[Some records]
· · · · · · ·
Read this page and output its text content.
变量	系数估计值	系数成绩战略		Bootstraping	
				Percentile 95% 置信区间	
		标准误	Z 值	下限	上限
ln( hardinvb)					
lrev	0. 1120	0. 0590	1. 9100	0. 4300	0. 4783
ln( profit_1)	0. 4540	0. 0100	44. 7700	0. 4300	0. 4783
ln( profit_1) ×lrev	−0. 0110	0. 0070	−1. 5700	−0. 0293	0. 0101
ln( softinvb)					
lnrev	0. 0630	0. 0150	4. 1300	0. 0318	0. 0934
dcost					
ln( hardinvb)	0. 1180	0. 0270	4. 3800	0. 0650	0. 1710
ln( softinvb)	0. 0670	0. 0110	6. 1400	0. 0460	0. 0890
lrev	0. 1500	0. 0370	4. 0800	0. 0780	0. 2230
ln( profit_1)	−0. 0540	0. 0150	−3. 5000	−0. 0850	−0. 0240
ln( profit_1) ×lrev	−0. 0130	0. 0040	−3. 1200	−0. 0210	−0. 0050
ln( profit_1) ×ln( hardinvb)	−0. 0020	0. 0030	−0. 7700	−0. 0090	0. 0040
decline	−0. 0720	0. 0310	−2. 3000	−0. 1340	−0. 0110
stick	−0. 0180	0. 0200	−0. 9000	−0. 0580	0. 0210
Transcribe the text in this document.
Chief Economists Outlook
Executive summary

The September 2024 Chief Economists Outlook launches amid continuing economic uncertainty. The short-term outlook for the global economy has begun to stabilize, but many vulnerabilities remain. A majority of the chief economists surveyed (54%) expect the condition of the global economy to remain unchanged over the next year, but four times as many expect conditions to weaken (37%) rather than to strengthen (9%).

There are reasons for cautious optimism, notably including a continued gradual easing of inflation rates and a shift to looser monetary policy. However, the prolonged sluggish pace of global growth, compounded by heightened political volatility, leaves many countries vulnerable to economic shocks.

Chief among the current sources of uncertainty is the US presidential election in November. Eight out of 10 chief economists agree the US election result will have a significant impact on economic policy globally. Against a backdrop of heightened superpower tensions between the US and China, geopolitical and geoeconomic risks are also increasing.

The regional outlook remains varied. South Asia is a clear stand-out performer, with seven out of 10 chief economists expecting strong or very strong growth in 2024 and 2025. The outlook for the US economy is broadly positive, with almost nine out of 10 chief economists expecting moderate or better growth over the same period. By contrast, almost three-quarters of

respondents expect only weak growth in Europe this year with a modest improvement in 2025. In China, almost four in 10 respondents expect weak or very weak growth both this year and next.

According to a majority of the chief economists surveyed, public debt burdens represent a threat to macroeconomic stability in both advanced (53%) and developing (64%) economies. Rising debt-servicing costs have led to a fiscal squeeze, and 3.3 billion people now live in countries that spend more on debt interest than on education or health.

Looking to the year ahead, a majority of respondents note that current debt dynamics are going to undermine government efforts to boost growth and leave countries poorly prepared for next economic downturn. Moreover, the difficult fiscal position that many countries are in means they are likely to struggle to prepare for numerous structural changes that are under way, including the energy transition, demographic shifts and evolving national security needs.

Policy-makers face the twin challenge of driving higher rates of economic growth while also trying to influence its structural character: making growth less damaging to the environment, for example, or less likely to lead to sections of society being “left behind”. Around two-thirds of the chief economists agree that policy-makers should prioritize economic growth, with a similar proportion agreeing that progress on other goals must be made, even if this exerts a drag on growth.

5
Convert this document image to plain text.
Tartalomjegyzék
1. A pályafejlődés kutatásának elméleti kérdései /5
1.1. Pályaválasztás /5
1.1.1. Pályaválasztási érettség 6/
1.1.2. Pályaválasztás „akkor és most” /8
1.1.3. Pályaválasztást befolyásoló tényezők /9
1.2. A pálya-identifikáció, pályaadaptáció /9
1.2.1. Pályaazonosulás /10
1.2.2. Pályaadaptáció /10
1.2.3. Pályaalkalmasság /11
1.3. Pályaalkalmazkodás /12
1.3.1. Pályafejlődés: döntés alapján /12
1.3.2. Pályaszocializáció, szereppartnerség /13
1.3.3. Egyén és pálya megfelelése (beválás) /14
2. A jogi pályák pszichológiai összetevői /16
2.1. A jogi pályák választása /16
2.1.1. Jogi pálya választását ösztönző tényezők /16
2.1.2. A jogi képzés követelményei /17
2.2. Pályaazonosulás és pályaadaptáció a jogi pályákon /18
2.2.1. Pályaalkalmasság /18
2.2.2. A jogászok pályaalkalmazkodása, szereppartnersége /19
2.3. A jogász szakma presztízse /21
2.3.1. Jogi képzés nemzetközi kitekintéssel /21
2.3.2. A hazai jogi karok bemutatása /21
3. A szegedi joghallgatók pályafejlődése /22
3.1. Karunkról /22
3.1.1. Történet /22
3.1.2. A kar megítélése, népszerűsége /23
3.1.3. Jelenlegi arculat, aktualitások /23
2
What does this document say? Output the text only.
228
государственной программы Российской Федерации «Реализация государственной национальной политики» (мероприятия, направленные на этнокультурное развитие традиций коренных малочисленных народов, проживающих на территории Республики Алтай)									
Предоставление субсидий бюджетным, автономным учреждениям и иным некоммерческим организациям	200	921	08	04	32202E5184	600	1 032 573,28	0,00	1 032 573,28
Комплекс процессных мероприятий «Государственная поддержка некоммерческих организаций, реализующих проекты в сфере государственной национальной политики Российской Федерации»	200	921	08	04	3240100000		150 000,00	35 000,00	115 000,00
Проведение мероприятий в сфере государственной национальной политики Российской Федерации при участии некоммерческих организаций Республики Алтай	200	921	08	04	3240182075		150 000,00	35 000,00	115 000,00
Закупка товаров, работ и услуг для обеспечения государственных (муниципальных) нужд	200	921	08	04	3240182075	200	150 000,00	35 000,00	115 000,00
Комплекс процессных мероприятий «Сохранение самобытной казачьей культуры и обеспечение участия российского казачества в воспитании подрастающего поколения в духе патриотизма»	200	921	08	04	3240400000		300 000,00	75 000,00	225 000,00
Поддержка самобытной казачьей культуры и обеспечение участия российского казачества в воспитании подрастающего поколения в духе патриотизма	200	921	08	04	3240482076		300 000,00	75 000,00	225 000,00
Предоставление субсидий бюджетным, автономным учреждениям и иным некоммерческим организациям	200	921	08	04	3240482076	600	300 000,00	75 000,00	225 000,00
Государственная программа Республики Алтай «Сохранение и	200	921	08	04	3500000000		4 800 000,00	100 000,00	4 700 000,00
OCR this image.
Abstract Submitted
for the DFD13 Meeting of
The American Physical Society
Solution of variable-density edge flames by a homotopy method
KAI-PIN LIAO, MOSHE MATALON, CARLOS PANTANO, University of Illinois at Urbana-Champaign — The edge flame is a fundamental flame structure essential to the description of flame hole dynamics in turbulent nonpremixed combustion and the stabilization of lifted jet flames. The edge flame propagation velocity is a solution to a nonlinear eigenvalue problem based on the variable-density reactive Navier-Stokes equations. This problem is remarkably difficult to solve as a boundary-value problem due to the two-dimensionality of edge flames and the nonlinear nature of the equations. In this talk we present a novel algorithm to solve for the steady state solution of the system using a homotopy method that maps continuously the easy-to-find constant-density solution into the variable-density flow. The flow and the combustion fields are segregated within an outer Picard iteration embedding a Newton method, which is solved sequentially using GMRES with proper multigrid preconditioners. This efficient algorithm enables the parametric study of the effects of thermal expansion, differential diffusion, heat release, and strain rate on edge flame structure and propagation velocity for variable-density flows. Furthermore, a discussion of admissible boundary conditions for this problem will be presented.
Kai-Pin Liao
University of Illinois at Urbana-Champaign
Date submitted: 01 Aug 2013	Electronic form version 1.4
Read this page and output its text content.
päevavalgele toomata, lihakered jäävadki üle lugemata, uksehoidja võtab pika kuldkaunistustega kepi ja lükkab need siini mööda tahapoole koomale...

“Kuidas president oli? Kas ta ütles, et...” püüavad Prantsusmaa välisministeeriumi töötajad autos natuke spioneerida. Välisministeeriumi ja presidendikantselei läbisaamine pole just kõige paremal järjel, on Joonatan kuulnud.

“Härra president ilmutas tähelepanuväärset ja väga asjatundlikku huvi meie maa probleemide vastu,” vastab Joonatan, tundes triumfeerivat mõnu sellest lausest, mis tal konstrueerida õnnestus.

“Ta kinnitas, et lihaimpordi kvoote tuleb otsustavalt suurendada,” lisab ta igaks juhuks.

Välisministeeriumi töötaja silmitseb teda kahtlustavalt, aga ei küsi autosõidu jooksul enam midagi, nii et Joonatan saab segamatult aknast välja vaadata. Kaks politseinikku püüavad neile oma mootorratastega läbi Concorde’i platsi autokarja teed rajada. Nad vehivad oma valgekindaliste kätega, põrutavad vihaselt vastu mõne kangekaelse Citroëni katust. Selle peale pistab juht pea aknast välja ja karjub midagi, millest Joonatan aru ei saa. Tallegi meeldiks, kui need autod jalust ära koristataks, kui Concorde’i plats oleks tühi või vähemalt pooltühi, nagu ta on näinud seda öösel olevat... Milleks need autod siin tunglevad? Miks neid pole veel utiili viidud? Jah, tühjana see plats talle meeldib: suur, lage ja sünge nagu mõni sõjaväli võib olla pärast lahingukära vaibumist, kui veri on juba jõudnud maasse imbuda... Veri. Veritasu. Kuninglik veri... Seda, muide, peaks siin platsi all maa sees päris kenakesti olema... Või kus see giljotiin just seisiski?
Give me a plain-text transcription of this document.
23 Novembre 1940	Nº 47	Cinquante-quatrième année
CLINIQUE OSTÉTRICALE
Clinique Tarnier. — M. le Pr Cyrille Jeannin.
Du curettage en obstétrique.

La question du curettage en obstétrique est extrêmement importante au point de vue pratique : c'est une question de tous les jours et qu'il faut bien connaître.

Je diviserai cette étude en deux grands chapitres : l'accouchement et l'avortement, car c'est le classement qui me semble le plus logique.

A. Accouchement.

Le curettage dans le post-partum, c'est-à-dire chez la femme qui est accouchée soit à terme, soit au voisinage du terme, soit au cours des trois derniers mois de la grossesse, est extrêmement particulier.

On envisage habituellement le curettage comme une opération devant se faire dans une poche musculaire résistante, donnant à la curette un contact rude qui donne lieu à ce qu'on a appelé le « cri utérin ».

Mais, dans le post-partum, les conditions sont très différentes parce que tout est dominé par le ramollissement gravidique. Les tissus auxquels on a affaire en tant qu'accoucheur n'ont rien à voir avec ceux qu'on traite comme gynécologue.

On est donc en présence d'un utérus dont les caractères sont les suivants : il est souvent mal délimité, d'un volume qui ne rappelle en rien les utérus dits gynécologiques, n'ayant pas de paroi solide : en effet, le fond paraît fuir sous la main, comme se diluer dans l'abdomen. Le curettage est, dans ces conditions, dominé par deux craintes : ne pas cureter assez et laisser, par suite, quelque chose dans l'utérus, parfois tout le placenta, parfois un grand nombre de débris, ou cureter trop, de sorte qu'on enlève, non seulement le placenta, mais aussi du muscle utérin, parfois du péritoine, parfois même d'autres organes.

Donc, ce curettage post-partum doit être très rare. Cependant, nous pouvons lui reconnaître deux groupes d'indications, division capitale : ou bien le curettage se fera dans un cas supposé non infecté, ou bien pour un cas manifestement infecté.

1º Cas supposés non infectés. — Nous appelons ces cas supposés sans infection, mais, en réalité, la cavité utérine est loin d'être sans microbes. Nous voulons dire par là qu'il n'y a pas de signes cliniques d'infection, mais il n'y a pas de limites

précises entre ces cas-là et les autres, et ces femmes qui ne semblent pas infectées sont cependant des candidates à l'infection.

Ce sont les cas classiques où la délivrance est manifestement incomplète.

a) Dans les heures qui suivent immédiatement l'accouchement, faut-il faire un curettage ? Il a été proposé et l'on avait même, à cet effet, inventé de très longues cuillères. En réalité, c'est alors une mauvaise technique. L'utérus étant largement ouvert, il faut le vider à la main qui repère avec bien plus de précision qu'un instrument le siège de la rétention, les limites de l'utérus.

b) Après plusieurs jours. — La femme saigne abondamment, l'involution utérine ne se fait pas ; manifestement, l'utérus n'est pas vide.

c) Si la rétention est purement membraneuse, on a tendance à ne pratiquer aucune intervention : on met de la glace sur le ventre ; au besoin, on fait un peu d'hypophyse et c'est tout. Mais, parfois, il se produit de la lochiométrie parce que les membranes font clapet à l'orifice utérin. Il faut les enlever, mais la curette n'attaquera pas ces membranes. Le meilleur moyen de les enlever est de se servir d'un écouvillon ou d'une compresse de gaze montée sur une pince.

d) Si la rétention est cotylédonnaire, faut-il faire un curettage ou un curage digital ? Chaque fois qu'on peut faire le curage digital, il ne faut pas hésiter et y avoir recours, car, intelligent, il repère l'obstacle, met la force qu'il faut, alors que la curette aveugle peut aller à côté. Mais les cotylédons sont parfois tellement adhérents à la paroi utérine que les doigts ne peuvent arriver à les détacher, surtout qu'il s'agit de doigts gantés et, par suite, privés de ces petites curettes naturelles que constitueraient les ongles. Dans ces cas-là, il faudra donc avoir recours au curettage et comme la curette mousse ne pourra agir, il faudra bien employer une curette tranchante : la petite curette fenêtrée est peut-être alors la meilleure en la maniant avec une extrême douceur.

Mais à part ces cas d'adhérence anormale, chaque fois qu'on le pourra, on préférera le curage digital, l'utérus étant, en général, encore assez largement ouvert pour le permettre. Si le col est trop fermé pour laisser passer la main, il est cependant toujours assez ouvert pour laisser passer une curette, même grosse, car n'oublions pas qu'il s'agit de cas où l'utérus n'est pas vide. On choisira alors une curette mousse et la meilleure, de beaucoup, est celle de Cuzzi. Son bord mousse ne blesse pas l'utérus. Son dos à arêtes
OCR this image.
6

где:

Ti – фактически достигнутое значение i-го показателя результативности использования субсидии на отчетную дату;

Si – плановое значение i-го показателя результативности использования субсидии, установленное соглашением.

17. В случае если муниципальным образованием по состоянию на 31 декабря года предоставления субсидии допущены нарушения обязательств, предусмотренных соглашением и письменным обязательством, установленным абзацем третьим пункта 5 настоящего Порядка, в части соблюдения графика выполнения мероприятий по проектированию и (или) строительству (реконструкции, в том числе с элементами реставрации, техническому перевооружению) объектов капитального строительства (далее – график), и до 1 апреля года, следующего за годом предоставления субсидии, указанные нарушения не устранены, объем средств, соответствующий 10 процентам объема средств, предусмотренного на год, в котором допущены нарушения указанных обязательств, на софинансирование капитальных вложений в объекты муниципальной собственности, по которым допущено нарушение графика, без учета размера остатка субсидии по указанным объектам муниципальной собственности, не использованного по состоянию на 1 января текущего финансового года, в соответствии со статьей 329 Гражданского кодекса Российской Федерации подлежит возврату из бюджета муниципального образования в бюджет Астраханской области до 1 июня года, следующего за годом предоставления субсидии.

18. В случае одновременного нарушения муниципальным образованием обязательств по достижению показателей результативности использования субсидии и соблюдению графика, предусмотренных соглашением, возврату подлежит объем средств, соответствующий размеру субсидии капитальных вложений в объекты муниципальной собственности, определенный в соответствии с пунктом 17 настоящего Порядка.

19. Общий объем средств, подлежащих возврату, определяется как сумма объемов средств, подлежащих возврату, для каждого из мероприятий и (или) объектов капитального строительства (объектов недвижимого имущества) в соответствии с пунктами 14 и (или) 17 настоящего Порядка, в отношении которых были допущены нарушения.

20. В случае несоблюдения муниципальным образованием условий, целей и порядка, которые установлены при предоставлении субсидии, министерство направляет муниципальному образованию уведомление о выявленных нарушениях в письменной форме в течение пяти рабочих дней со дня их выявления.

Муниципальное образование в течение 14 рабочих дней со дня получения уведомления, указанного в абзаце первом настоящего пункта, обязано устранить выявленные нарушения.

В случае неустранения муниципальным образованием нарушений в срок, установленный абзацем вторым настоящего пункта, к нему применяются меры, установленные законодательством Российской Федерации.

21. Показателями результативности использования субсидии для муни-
· · · · · · ·
(Exercise aim): Show all lines in the entries above where the word "Pályaazonosulás" appears.

(Solution to the exercise):
1.2.1. Pályaazonosulás /10
2.2. Pályaazonosulás és pályaadaptáció a jogi pályákon /18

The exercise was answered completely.